*GOAL OF THE EXERCISE*. Here are some entries; quote each one exactly.

================================

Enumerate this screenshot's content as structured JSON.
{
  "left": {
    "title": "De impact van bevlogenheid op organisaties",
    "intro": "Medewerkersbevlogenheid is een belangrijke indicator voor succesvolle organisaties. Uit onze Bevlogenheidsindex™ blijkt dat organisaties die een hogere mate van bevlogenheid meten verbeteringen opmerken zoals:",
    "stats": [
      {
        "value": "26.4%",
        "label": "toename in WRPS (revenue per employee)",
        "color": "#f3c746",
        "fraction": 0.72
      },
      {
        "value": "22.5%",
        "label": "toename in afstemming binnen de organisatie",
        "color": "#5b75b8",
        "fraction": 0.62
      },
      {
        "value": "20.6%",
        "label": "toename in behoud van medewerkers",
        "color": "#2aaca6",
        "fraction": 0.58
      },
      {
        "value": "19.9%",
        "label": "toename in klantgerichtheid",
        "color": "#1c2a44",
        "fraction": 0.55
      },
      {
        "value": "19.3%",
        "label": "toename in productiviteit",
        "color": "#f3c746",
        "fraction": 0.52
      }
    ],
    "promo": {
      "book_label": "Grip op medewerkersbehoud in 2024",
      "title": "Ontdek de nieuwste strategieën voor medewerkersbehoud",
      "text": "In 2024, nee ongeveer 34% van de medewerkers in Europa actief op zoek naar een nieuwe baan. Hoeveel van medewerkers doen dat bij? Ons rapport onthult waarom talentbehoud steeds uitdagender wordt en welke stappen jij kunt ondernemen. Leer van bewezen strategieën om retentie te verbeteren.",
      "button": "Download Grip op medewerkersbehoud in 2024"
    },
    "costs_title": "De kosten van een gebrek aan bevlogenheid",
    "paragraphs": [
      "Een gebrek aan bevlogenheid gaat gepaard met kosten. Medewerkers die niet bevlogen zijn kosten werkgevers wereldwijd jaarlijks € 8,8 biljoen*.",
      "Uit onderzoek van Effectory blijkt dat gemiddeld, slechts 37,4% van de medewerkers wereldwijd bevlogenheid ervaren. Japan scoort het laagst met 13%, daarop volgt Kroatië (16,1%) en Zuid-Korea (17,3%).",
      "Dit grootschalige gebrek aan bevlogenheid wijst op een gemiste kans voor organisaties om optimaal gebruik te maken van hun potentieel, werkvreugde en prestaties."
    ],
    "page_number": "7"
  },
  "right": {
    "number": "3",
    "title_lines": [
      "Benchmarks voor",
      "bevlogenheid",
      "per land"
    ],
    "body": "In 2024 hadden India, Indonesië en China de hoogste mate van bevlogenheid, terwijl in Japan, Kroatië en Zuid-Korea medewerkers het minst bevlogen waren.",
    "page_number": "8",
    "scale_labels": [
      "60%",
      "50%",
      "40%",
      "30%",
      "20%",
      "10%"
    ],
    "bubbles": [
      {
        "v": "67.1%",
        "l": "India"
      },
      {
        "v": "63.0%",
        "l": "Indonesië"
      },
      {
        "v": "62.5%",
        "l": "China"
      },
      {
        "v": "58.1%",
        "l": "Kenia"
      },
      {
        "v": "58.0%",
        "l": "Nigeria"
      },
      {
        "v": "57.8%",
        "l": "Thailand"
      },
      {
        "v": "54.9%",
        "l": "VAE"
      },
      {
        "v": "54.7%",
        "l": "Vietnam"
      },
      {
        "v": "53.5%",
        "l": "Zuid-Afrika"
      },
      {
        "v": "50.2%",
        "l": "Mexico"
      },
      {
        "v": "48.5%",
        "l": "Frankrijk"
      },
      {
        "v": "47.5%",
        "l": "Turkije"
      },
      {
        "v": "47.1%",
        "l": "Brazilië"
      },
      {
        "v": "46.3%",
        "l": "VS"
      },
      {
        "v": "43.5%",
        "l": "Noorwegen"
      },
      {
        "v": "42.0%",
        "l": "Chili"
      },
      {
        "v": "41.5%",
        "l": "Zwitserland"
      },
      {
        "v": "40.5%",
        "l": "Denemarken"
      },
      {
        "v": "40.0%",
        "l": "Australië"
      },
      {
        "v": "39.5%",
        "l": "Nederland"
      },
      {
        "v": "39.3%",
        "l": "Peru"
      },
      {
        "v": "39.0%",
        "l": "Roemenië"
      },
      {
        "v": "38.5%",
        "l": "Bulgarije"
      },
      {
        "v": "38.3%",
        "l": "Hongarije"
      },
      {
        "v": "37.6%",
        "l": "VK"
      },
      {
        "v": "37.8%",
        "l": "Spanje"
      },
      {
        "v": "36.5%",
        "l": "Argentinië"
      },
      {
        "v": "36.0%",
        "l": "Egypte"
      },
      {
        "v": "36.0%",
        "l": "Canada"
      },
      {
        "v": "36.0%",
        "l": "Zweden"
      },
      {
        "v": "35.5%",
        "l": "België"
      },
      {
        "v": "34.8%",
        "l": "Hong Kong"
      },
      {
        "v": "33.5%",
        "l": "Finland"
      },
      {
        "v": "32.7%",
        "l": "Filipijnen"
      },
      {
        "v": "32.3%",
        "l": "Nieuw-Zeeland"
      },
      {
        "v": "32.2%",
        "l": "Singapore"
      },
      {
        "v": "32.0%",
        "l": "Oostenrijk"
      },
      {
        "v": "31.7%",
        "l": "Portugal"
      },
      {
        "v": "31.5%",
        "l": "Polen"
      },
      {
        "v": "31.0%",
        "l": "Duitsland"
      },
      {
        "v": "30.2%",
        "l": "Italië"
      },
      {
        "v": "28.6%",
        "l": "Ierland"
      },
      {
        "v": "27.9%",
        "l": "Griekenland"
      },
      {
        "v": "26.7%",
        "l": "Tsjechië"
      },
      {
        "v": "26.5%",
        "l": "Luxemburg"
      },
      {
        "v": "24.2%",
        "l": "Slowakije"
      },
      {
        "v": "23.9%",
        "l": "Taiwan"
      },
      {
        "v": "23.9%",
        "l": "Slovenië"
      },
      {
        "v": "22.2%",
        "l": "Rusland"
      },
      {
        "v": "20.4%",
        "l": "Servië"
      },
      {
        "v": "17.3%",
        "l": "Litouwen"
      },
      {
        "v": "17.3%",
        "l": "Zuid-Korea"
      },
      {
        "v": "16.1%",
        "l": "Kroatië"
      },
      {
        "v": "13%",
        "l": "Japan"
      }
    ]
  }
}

================================

*SOLUTION BELOW*.
Enumerate this screenshot's content as structured JSON.
{
  "left": {
    "title": "De impact van bevlogenheid op organisaties",
    "intro": "Medewerkersbevlogenheid is een belangrijke indicator voor succesvolle organisaties. Uit onze Bevlogenheidsindex™ blijkt dat organisaties die een hogere mate van bevlogenheid meten verbeteringen opmerken zoals:",
    "stats": [
      {
        "value": "26.4%",
        "label": "toename in WRPS (revenue per employee)",
        "color": "#f3c746",
        "fraction": 0.72
      },
      {
        "value": "22.5%",
        "label": "toename in afstemming binnen de organisatie",
        "color": "#5b75b8",
        "fraction": 0.62
      },
      {
        "value": "20.6%",
        "label": "toename in behoud van medewerkers",
        "color": "#2aaca6",
        "fraction": 0.58
      },
      {
        "value": "19.9%",
        "label": "toename in klantgerichtheid",
        "color": "#1c2a44",
        "fraction": 0.55
      },
      {
        "value": "19.3%",
        "label": "toename in productiviteit",
        "color": "#f3c746",
        "fraction": 0.52
      }
    ],
    "promo": {
      "book_label": "Grip op medewerkersbehoud in 2024",
      "title": "Ontdek de nieuwste strategieën voor medewerkersbehoud",
      "text": "In 2024, nee ongeveer 34% van de medewerkers in Europa actief op zoek naar een nieuwe baan. Hoeveel van medewerkers doen dat bij? Ons rapport onthult waarom talentbehoud steeds uitdagender wordt en welke stappen jij kunt ondernemen. Leer van bewezen strategieën om retentie te verbeteren.",
      "button": "Download Grip op medewerkersbehoud in 2024"
    },
    "costs_title": "De kosten van een gebrek aan bevlogenheid",
    "paragraphs": [
      "Een gebrek aan bevlogenheid gaat gepaard met kosten. Medewerkers die niet bevlogen zijn kosten werkgevers wereldwijd jaarlijks € 8,8 biljoen*.",
      "Uit onderzoek van Effectory blijkt dat gemiddeld, slechts 37,4% van de medewerkers wereldwijd bevlogenheid ervaren. Japan scoort het laagst met 13%, daarop volgt Kroatië (16,1%) en Zuid-Korea (17,3%).",
      "Dit grootschalige gebrek aan bevlogenheid wijst op een gemiste kans voor organisaties om optimaal gebruik te maken van hun potentieel, werkvreugde en prestaties."
    ],
    "page_number": "7"
  },
  "right": {
    "number": "3",
    "title_lines": [
      "Benchmarks voor",
      "bevlogenheid",
      "per land"
    ],
    "body": "In 2024 hadden India, Indonesië en China de hoogste mate van bevlogenheid, terwijl in Japan, Kroatië en Zuid-Korea medewerkers het minst bevlogen waren.",
    "page_number": "8",
    "scale_labels": [
      "60%",
      "50%",
      "40%",
      "30%",
      "20%",
      "10%"
    ],
    "bubbles": [
      {
        "v": "67.1%",
        "l": "India"
      },
      {
        "v": "63.0%",
        "l": "Indonesië"
      },
      {
        "v": "62.5%",
        "l": "China"
      },
      {
        "v": "58.1%",
        "l": "Kenia"
      },
      {
        "v": "58.0%",
        "l": "Nigeria"
      },
      {
        "v": "57.8%",
        "l": "Thailand"
      },
      {
        "v": "54.9%",
        "l": "VAE"
      },
      {
        "v": "54.7%",
        "l": "Vietnam"
      },
      {
        "v": "53.5%",
        "l": "Zuid-Afrika"
      },
      {
        "v": "50.2%",
        "l": "Mexico"
      },
      {
        "v": "48.5%",
        "l": "Frankrijk"
      },
      {
        "v": "47.5%",
        "l": "Turkije"
      },
      {
        "v": "47.1%",
        "l": "Brazilië"
      },
      {
        "v": "46.3%",
        "l": "VS"
      },
      {
        "v": "43.5%",
        "l": "Noorwegen"
      },
      {
        "v": "42.0%",
        "l": "Chili"
      },
      {
        "v": "41.5%",
        "l": "Zwitserland"
      },
      {
        "v": "40.5%",
        "l": "Denemarken"
      },
      {
        "v": "40.0%",
        "l": "Australië"
      },
      {
        "v": "39.5%",
        "l": "Nederland"
      },
      {
        "v": "39.3%",
        "l": "Peru"
      },
      {
        "v": "39.0%",
        "l": "Roemenië"
      },
      {
        "v": "38.5%",
        "l": "Bulgarije"
      },
      {
        "v": "38.3%",
        "l": "Hongarije"
      },
      {
        "v": "37.6%",
        "l": "VK"
      },
      {
        "v": "37.8%",
        "l": "Spanje"
      },
      {
        "v": "36.5%",
        "l": "Argentinië"
      },
      {
        "v": "36.0%",
        "l": "Egypte"
      },
      {
        "v": "36.0%",
        "l": "Canada"
      },
      {
        "v": "36.0%",
        "l": "Zweden"
      },
      {
        "v": "35.5%",
        "l": "België"
      },
      {
        "v": "34.8%",
        "l": "Hong Kong"
      },
      {
        "v": "33.5%",
        "l": "Finland"
      },
      {
        "v": "32.7%",
        "l": "Filipijnen"
      },
      {
        "v": "32.3%",
        "l": "Nieuw-Zeeland"
      },
      {
        "v": "32.2%",
        "l": "Singapore"
      },
      {
        "v": "32.0%",
        "l": "Oostenrijk"
      },
      {
        "v": "31.7%",
        "l": "Portugal"
      },
      {
        "v": "31.5%",
        "l": "Polen"
      },
      {
        "v": "31.0%",
        "l": "Duitsland"
      },
      {
        "v": "30.2%",
        "l": "Italië"
      },
      {
        "v": "28.6%",
        "l": "Ierland"
      },
      {
        "v": "27.9%",
        "l": "Griekenland"
      },
      {
        "v": "26.7%",
        "l": "Tsjechië"
      },
      {
        "v": "26.5%",
        "l": "Luxemburg"
      },
      {
        "v": "24.2%",
        "l": "Slowakije"
      },
      {
        "v": "23.9%",
        "l": "Taiwan"
      },
      {
        "v": "23.9%",
        "l": "Slovenië"
      },
      {
        "v": "22.2%",
        "l": "Rusland"
      },
      {
        "v": "20.4%",
        "l": "Servië"
      },
      {
        "v": "17.3%",
        "l": "Litouwen"
      },
      {
        "v": "17.3%",
        "l": "Zuid-Korea"
      },
      {
        "v": "16.1%",
        "l": "Kroatië"
      },
      {
        "v": "13%",
        "l": "Japan"
      }
    ]
  }
}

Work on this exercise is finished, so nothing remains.